── Entries shown ──

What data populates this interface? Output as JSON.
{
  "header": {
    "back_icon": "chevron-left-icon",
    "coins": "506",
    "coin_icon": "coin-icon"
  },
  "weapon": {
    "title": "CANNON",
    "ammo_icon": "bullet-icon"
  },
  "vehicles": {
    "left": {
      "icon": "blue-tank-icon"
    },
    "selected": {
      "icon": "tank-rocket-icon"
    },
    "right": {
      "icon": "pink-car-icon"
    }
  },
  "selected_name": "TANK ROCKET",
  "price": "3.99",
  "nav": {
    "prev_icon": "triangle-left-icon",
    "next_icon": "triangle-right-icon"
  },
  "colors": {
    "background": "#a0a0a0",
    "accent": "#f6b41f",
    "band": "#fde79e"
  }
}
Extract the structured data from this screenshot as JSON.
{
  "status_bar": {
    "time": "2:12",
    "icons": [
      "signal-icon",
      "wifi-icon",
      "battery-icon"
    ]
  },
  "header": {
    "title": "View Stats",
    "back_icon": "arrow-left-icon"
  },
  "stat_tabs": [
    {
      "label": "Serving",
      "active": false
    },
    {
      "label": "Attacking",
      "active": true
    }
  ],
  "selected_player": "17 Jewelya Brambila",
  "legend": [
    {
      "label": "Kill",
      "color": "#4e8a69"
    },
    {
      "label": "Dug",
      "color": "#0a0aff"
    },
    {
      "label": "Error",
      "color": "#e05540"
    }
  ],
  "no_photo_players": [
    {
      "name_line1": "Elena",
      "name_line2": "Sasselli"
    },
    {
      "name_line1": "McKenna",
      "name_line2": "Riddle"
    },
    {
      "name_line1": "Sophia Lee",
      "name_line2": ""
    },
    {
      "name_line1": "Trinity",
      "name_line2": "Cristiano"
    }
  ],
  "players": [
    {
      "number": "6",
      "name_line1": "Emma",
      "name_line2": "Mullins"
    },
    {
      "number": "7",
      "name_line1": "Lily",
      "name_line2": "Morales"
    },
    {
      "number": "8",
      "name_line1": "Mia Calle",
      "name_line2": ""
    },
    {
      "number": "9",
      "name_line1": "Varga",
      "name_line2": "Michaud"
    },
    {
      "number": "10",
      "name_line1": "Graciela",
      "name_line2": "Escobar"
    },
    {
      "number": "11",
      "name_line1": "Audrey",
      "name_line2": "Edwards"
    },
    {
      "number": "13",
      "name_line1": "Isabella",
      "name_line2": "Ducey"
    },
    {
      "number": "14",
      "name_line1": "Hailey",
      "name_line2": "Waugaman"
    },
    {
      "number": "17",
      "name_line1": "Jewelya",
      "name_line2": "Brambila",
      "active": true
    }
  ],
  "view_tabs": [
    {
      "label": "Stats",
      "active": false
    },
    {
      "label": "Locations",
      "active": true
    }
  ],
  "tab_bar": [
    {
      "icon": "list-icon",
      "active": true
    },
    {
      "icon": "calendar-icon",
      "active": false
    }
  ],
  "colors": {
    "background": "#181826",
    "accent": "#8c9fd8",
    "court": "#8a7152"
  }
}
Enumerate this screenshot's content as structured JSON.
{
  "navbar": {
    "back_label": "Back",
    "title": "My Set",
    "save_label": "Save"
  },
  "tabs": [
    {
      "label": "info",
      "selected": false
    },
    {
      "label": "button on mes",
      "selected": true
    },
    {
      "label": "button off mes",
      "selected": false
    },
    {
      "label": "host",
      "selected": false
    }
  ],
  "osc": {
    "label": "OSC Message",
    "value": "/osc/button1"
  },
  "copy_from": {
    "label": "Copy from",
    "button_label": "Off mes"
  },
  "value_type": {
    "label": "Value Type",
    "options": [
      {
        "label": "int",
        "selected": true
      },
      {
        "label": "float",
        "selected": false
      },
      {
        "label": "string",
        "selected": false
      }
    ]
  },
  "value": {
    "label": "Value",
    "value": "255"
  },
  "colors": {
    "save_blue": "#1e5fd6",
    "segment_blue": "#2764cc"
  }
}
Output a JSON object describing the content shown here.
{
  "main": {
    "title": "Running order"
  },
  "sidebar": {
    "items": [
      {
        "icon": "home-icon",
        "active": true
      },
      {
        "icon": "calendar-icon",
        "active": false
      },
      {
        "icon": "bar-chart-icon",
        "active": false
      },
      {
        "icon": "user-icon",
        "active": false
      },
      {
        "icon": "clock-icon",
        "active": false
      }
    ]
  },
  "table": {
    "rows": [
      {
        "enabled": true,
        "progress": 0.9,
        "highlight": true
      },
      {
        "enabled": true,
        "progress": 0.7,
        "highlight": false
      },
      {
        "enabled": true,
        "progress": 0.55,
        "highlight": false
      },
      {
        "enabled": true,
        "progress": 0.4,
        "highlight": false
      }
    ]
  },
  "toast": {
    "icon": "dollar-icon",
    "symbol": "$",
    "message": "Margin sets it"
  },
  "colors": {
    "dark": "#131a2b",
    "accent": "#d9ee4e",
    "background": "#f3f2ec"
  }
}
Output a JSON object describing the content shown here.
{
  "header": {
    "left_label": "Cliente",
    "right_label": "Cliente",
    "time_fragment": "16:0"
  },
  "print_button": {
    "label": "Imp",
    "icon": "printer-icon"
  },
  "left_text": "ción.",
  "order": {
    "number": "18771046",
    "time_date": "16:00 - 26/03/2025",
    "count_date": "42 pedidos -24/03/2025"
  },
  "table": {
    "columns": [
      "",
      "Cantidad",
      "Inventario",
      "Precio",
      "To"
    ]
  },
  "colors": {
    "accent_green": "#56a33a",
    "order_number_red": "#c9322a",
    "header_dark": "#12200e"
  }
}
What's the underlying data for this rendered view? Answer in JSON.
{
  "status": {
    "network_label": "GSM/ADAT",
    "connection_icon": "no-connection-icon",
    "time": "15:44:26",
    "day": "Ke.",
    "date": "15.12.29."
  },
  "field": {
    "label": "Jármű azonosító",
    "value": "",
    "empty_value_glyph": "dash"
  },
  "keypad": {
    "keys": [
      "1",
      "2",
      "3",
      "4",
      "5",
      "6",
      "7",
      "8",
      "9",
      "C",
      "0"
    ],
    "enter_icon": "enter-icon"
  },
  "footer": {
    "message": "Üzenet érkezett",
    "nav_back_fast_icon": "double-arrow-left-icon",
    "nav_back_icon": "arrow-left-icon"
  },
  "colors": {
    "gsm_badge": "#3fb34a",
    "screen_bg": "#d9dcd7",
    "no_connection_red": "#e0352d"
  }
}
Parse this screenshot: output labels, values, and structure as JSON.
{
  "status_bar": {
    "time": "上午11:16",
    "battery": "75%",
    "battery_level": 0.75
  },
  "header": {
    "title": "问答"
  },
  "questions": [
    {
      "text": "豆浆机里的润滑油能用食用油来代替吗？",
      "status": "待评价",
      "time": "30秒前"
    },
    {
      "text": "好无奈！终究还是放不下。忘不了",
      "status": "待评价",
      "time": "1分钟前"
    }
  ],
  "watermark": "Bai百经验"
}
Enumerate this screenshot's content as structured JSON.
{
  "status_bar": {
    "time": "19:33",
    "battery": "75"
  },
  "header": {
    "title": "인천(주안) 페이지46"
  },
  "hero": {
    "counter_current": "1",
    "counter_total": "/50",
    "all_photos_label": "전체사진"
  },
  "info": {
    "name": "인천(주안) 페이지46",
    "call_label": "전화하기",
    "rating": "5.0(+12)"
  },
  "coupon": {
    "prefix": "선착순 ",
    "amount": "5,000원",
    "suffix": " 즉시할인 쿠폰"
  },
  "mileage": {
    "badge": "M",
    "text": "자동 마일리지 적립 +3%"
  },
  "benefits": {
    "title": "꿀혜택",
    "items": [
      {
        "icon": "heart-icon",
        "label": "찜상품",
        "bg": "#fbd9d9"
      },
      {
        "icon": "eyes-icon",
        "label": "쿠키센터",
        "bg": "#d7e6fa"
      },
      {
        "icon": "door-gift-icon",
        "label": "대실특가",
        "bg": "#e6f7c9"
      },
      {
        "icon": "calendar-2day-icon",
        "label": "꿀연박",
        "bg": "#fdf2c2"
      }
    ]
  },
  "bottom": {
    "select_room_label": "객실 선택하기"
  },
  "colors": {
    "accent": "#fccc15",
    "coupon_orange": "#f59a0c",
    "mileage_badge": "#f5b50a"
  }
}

───

_Stated problem_
Pick out the lines containing the word "What" and show them.

_Result of the exercise_
What data populates this interface? Output as JSON.
What's the underlying data for this rendered view? Answer in JSON.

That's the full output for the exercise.